What to do
In the data below, find each line containing the string "Cobro" and return it.

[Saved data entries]
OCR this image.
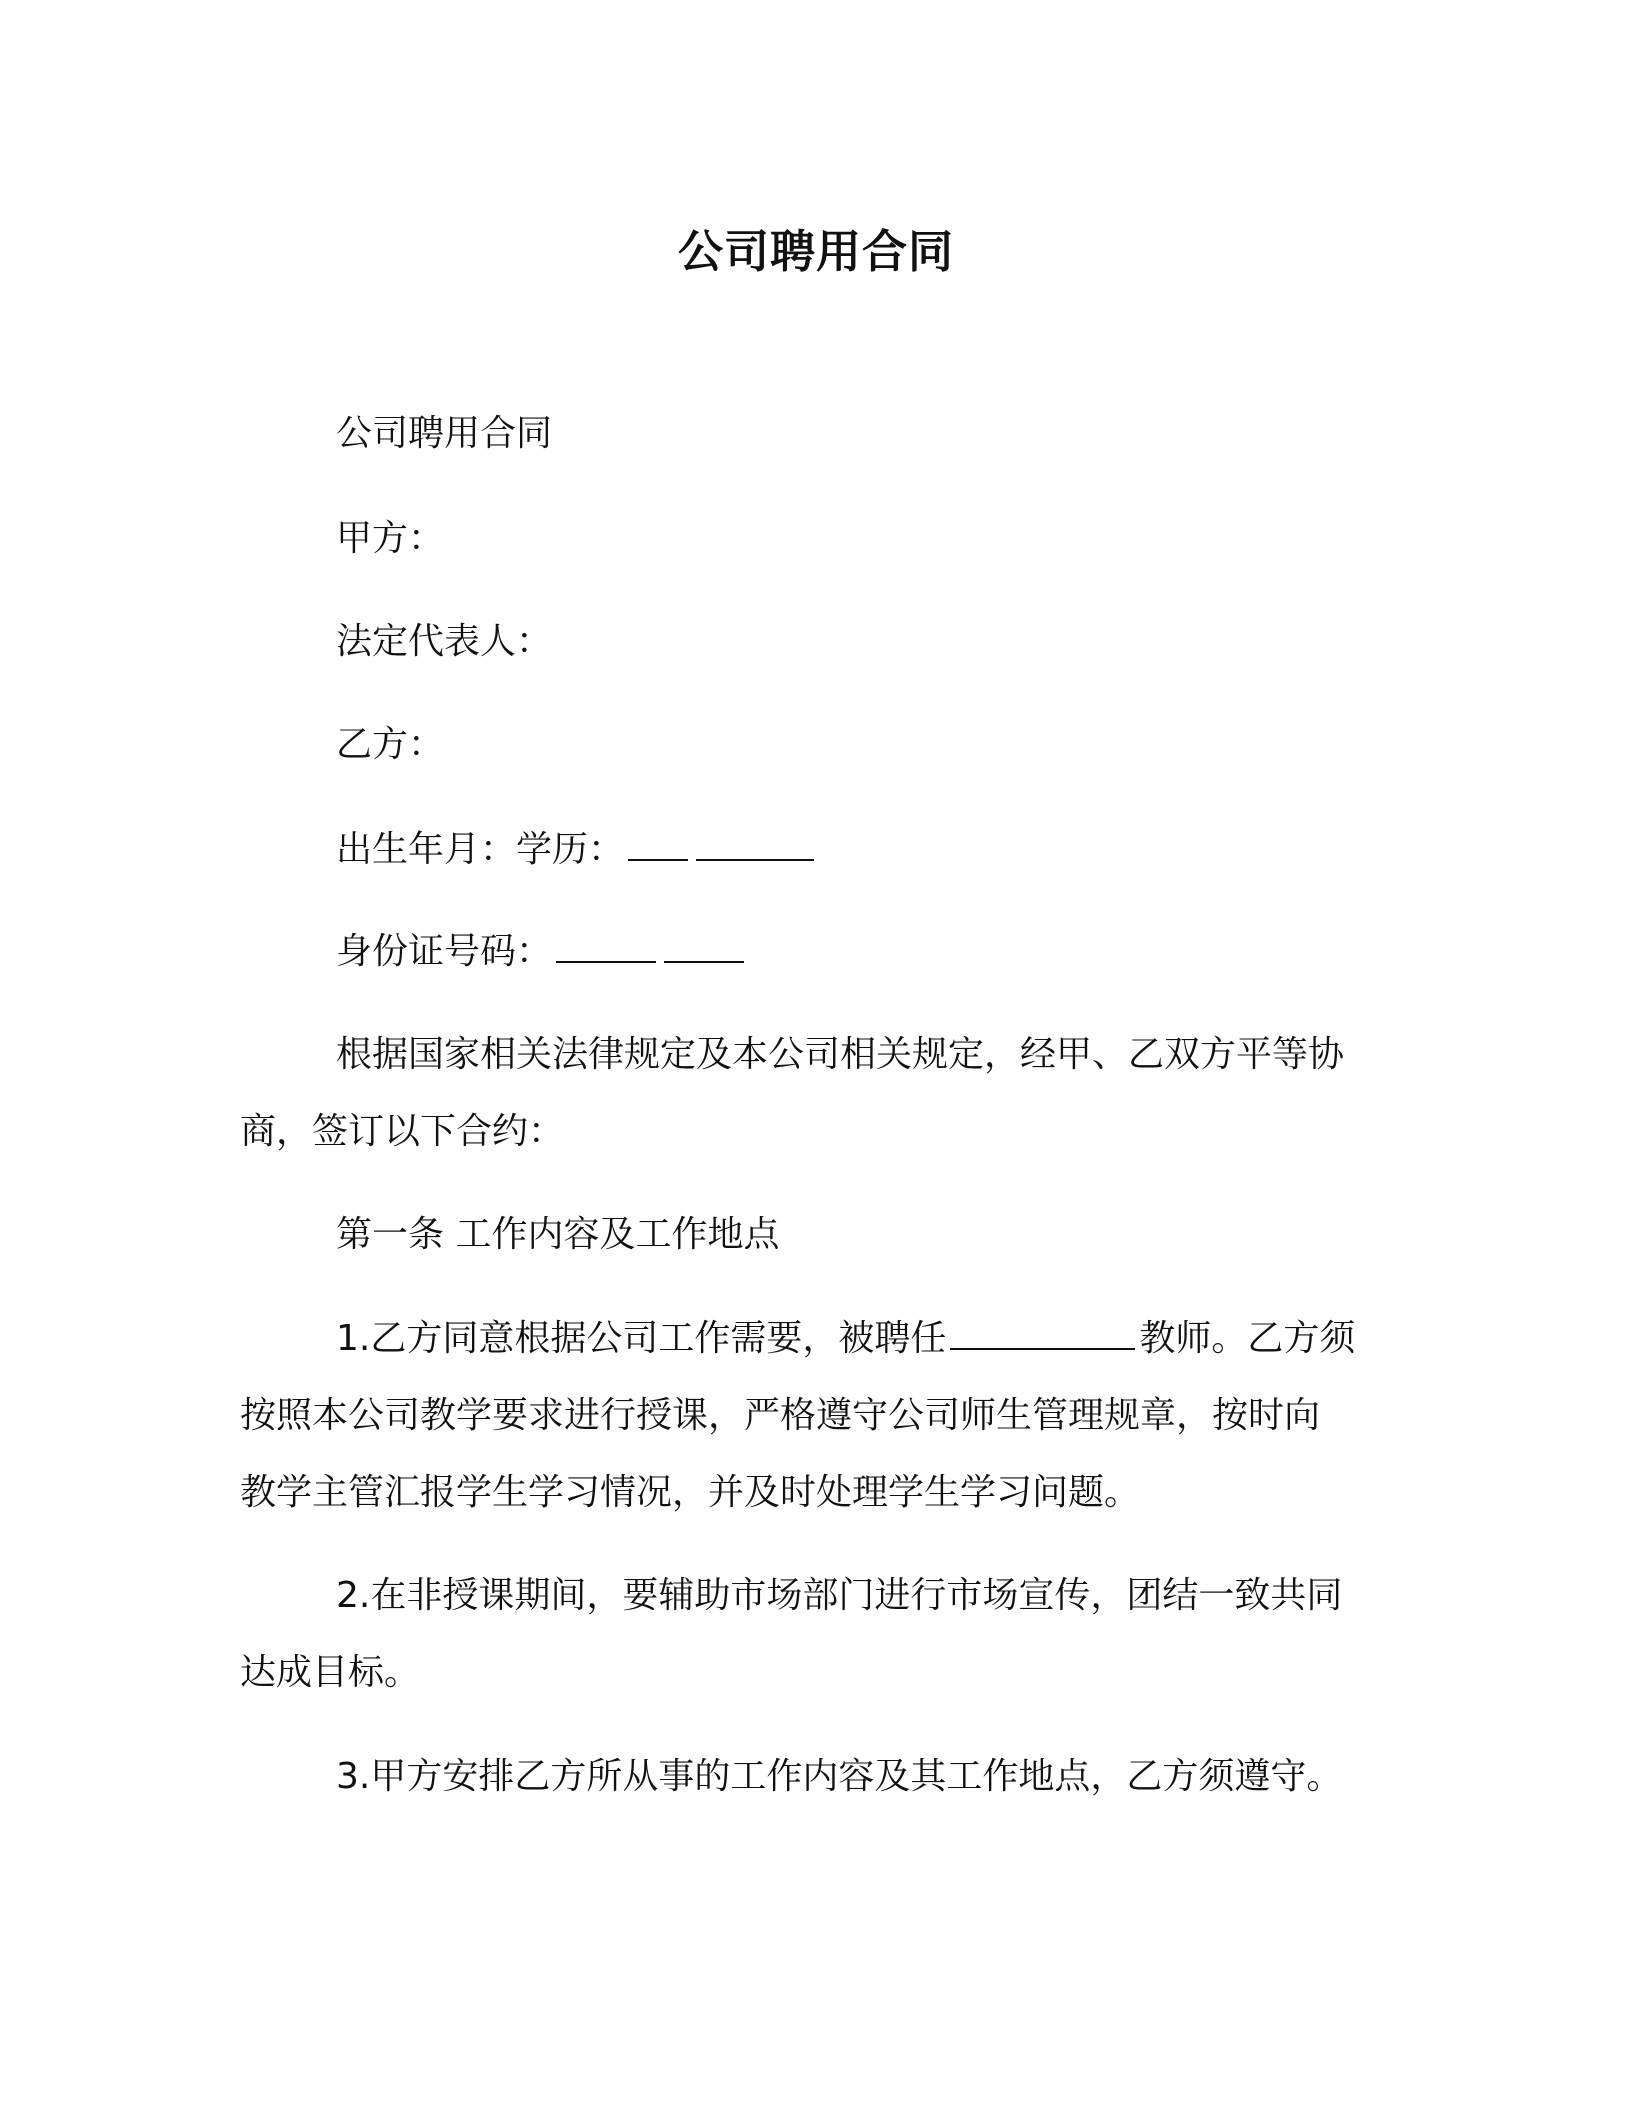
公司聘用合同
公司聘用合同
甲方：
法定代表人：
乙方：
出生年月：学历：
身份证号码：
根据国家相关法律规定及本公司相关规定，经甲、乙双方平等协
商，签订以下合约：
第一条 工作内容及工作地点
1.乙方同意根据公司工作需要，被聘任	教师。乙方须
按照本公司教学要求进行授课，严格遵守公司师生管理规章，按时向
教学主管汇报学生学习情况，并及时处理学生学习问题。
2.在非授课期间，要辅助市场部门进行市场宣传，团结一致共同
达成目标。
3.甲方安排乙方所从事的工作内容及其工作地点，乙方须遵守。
==
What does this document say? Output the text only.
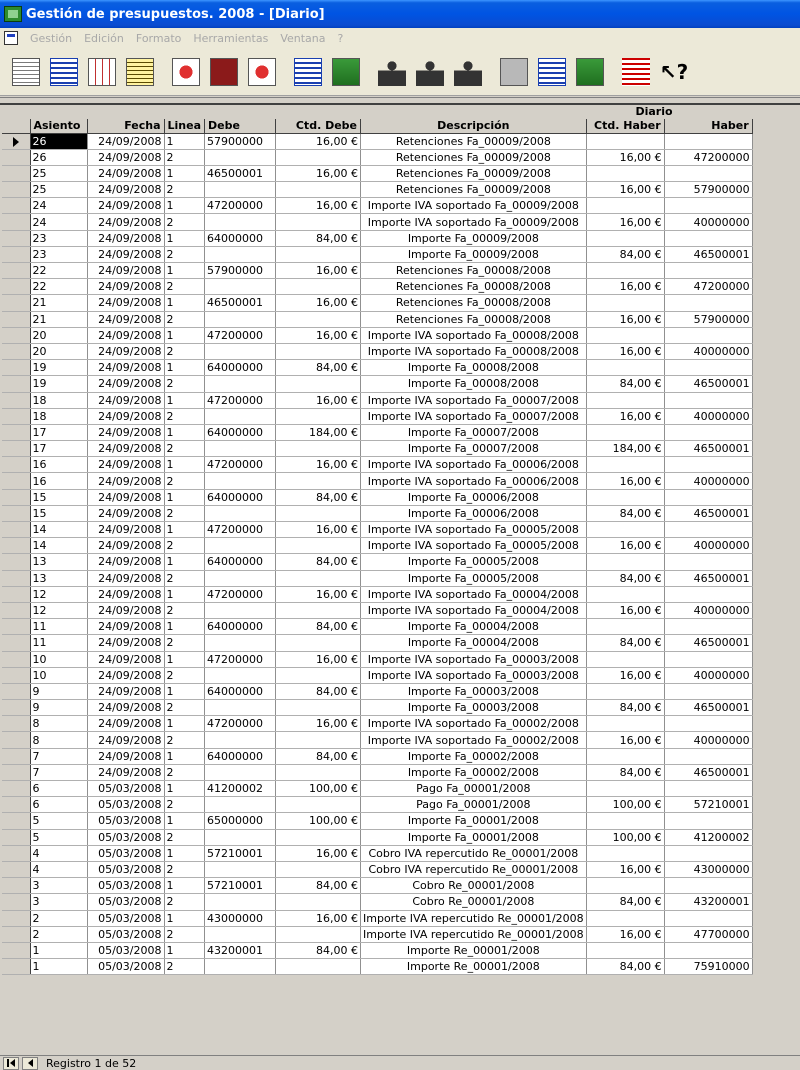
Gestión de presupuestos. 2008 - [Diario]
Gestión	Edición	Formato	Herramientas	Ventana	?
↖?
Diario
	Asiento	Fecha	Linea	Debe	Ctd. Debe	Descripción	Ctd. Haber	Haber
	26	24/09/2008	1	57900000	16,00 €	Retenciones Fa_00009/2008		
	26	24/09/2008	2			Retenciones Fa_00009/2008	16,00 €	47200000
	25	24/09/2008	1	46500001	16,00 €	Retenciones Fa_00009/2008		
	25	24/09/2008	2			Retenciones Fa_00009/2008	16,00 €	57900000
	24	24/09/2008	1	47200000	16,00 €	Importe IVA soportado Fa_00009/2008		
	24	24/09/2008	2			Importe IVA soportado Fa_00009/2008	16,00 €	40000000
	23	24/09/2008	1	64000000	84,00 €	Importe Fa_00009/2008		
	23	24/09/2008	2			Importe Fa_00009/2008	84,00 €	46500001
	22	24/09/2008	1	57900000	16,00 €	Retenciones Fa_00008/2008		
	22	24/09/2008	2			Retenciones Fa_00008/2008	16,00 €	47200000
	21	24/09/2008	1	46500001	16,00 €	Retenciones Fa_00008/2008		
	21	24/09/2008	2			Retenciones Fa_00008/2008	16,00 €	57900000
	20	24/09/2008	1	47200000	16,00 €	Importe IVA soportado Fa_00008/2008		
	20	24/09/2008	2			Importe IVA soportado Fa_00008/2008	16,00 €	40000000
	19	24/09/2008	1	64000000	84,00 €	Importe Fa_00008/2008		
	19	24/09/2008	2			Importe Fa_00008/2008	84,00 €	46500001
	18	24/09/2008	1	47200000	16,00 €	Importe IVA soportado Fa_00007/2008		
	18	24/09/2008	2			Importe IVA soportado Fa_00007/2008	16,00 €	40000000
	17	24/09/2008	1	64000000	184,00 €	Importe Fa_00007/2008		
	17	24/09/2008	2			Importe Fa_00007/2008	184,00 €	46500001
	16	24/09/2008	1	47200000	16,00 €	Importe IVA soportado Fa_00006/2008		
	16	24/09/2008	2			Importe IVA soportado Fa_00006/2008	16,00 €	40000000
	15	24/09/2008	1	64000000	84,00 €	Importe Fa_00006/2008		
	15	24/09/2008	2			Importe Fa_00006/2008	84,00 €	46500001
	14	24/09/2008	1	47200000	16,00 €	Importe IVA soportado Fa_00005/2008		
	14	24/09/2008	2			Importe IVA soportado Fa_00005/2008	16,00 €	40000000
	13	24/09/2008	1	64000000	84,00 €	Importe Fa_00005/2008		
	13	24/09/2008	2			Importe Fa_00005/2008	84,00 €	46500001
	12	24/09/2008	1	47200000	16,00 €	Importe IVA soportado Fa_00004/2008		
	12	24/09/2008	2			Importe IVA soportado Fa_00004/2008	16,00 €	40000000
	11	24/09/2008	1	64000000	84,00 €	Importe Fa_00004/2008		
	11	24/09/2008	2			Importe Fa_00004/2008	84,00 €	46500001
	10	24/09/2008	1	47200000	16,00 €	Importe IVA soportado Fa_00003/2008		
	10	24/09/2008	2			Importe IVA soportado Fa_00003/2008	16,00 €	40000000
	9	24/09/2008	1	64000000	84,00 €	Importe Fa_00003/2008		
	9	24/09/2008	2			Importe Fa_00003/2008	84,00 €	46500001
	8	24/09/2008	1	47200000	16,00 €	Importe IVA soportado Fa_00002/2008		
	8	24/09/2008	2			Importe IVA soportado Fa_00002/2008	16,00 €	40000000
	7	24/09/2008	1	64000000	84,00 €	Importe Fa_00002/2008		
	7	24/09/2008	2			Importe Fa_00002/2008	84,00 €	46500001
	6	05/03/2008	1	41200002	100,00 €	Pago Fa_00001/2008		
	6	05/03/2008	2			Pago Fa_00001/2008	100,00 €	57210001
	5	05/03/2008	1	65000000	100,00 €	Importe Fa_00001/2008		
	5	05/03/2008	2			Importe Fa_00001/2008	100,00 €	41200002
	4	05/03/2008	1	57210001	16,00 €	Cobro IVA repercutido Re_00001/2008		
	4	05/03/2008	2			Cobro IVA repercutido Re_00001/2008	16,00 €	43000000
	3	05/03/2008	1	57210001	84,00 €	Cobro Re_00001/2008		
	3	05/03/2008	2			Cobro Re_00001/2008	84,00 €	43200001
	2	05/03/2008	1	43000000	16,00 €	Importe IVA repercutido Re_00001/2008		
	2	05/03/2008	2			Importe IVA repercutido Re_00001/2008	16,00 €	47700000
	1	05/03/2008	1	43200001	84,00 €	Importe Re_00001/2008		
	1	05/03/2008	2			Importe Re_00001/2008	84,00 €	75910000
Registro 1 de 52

Solution
	4	05/03/2008	1	57210001	16,00 €	Cobro IVA repercutido Re_00001/2008		
	4	05/03/2008	2			Cobro IVA repercutido Re_00001/2008	16,00 €	43000000
	3	05/03/2008	1	57210001	84,00 €	Cobro Re_00001/2008		
	3	05/03/2008	2			Cobro Re_00001/2008	84,00 €	43200001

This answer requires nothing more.